[Structured figure records]
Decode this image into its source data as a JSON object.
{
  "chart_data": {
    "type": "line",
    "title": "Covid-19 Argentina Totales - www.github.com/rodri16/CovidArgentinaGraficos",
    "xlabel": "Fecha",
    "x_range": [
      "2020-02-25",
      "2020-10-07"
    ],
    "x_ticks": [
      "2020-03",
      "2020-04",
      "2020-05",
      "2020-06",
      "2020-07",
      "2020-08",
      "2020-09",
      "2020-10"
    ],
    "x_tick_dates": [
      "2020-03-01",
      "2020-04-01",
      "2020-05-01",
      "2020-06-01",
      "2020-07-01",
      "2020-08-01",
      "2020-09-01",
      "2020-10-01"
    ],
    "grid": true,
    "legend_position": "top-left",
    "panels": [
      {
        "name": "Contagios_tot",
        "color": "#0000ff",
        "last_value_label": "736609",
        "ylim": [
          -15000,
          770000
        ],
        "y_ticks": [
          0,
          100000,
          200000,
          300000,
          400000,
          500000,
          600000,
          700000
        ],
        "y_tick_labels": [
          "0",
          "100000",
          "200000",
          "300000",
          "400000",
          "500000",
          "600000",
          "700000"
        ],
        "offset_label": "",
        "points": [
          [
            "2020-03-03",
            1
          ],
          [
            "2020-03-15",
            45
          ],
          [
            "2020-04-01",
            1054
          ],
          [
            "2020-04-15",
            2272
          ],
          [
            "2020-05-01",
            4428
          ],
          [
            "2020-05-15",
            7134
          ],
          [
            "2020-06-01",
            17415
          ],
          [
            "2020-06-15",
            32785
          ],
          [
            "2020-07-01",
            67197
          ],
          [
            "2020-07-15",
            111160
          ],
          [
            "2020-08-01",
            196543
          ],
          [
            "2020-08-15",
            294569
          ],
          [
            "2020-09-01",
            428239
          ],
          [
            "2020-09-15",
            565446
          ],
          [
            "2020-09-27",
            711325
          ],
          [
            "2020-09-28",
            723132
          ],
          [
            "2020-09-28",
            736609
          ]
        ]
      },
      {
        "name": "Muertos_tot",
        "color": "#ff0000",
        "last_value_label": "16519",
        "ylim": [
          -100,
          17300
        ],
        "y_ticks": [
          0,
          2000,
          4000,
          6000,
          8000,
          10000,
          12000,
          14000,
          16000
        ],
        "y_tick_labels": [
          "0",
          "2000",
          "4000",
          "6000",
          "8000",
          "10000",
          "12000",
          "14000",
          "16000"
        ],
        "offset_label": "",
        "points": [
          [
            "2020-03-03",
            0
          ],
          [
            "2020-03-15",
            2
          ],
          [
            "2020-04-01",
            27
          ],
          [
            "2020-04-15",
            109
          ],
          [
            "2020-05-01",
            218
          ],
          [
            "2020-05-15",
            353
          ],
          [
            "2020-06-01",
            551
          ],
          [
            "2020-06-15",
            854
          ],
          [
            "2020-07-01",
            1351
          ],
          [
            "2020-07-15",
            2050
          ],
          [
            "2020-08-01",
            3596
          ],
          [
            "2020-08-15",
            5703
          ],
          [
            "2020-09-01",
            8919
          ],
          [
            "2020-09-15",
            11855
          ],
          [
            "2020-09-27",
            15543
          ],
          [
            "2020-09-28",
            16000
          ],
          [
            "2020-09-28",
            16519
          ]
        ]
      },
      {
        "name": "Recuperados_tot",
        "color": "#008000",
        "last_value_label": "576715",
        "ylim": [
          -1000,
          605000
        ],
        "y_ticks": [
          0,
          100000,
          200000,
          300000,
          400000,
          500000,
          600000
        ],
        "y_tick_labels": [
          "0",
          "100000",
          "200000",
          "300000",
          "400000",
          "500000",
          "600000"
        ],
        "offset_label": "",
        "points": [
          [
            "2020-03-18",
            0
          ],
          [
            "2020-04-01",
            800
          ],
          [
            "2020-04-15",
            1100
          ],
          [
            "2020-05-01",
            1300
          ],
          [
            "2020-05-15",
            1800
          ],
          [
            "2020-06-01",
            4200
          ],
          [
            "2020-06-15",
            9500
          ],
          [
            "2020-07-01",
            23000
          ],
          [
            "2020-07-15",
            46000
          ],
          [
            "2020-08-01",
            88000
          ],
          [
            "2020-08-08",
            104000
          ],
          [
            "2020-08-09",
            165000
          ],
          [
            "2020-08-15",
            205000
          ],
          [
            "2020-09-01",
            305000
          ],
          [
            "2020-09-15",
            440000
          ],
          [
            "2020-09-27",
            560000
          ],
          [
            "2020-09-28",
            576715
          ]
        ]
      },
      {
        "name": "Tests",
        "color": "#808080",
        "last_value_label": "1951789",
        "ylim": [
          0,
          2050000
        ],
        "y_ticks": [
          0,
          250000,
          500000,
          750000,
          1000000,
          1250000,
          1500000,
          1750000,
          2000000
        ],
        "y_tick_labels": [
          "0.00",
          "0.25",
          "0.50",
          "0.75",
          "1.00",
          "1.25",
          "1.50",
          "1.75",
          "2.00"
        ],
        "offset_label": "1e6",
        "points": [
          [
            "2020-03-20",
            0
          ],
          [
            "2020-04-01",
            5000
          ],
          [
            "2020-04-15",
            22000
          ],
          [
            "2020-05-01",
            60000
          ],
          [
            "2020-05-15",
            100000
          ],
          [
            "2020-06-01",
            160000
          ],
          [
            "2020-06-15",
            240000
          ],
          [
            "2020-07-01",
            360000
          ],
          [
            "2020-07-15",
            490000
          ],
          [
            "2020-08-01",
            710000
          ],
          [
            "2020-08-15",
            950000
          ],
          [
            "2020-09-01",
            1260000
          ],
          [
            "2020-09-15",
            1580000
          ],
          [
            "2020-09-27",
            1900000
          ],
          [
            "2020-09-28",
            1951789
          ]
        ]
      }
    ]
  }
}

> [The exercise]:
Copy all lines above containing the string "color".

> [Response to the exercise]:
        "color": "#0000ff",
        "color": "#ff0000",
        "color": "#008000",
        "color": "#808080",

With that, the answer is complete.